> Provided data
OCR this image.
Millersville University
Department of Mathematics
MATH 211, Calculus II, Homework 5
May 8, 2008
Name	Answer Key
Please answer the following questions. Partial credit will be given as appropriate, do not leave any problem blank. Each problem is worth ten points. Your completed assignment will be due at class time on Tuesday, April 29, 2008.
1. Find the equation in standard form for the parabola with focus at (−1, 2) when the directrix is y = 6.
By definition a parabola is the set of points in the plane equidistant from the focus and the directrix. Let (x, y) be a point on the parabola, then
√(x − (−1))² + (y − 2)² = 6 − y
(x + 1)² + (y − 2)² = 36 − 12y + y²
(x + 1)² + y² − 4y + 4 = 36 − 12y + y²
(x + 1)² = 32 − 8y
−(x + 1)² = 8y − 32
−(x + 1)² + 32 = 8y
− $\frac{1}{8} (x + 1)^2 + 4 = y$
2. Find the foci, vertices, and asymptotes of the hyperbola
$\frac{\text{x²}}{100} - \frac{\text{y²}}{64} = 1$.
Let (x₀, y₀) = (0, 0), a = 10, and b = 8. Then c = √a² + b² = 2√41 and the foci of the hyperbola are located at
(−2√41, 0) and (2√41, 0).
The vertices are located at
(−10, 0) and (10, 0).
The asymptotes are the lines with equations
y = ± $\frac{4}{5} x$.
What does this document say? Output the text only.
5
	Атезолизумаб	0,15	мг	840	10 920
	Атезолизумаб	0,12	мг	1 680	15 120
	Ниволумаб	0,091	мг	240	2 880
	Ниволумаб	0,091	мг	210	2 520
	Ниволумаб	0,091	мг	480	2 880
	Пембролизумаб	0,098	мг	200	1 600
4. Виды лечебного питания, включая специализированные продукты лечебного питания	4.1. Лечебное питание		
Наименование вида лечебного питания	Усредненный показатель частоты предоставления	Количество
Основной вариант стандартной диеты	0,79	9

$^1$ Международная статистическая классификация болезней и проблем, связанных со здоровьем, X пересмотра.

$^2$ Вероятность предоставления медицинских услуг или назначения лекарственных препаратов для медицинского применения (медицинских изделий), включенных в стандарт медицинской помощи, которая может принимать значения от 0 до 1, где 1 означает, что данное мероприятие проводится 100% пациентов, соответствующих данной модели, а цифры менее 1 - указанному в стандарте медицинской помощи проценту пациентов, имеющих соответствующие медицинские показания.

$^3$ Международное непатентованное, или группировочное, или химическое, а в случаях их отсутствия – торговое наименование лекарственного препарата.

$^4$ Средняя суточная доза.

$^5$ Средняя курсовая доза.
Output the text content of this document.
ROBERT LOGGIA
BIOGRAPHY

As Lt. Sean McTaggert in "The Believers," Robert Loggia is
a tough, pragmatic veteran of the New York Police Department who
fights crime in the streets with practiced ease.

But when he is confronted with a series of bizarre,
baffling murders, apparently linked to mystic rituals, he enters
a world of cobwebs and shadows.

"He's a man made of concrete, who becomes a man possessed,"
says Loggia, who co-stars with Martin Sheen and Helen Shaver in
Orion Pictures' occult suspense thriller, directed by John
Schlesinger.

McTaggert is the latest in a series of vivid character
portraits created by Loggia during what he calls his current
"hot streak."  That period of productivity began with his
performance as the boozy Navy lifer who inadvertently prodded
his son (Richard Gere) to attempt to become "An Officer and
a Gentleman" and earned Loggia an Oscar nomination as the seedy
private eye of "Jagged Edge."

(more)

> Required task
Your task is to return the full listing exactly as it was given.

> Task result
OCR this image.
Millersville University
Department of Mathematics
MATH 211, Calculus II, Homework 5
May 8, 2008
Name	Answer Key
Please answer the following questions. Partial credit will be given as appropriate, do not leave any problem blank. Each problem is worth ten points. Your completed assignment will be due at class time on Tuesday, April 29, 2008.
1. Find the equation in standard form for the parabola with focus at (−1, 2) when the directrix is y = 6.
By definition a parabola is the set of points in the plane equidistant from the focus and the directrix. Let (x, y) be a point on the parabola, then
√(x − (−1))² + (y − 2)² = 6 − y
(x + 1)² + (y − 2)² = 36 − 12y + y²
(x + 1)² + y² − 4y + 4 = 36 − 12y + y²
(x + 1)² = 32 − 8y
−(x + 1)² = 8y − 32
−(x + 1)² + 32 = 8y
− $\frac{1}{8} (x + 1)^2 + 4 = y$
2. Find the foci, vertices, and asymptotes of the hyperbola
$\frac{\text{x²}}{100} - \frac{\text{y²}}{64} = 1$.
Let (x₀, y₀) = (0, 0), a = 10, and b = 8. Then c = √a² + b² = 2√41 and the foci of the hyperbola are located at
(−2√41, 0) and (2√41, 0).
The vertices are located at
(−10, 0) and (10, 0).
The asymptotes are the lines with equations
y = ± $\frac{4}{5} x$.
What does this document say? Output the text only.
5
	Атезолизумаб	0,15	мг	840	10 920
	Атезолизумаб	0,12	мг	1 680	15 120
	Ниволумаб	0,091	мг	240	2 880
	Ниволумаб	0,091	мг	210	2 520
	Ниволумаб	0,091	мг	480	2 880
	Пембролизумаб	0,098	мг	200	1 600
4. Виды лечебного питания, включая специализированные продукты лечебного питания	4.1. Лечебное питание		
Наименование вида лечебного питания	Усредненный показатель частоты предоставления	Количество
Основной вариант стандартной диеты	0,79	9

$^1$ Международная статистическая классификация болезней и проблем, связанных со здоровьем, X пересмотра.

$^2$ Вероятность предоставления медицинских услуг или назначения лекарственных препаратов для медицинского применения (медицинских изделий), включенных в стандарт медицинской помощи, которая может принимать значения от 0 до 1, где 1 означает, что данное мероприятие проводится 100% пациентов, соответствующих данной модели, а цифры менее 1 - указанному в стандарте медицинской помощи проценту пациентов, имеющих соответствующие медицинские показания.

$^3$ Международное непатентованное, или группировочное, или химическое, а в случаях их отсутствия – торговое наименование лекарственного препарата.

$^4$ Средняя суточная доза.

$^5$ Средняя курсовая доза.
Output the text content of this document.
ROBERT LOGGIA
BIOGRAPHY

As Lt. Sean McTaggert in "The Believers," Robert Loggia is
a tough, pragmatic veteran of the New York Police Department who
fights crime in the streets with practiced ease.

But when he is confronted with a series of bizarre,
baffling murders, apparently linked to mystic rituals, he enters
a world of cobwebs and shadows.

"He's a man made of concrete, who becomes a man possessed,"
says Loggia, who co-stars with Martin Sheen and Helen Shaver in
Orion Pictures' occult suspense thriller, directed by John
Schlesinger.

McTaggert is the latest in a series of vivid character
portraits created by Loggia during what he calls his current
"hot streak."  That period of productivity began with his
performance as the boozy Navy lifer who inadvertently prodded
his son (Richard Gere) to attempt to become "An Officer and
a Gentleman" and earned Loggia an Oscar nomination as the seedy
private eye of "Jagged Edge."

(more)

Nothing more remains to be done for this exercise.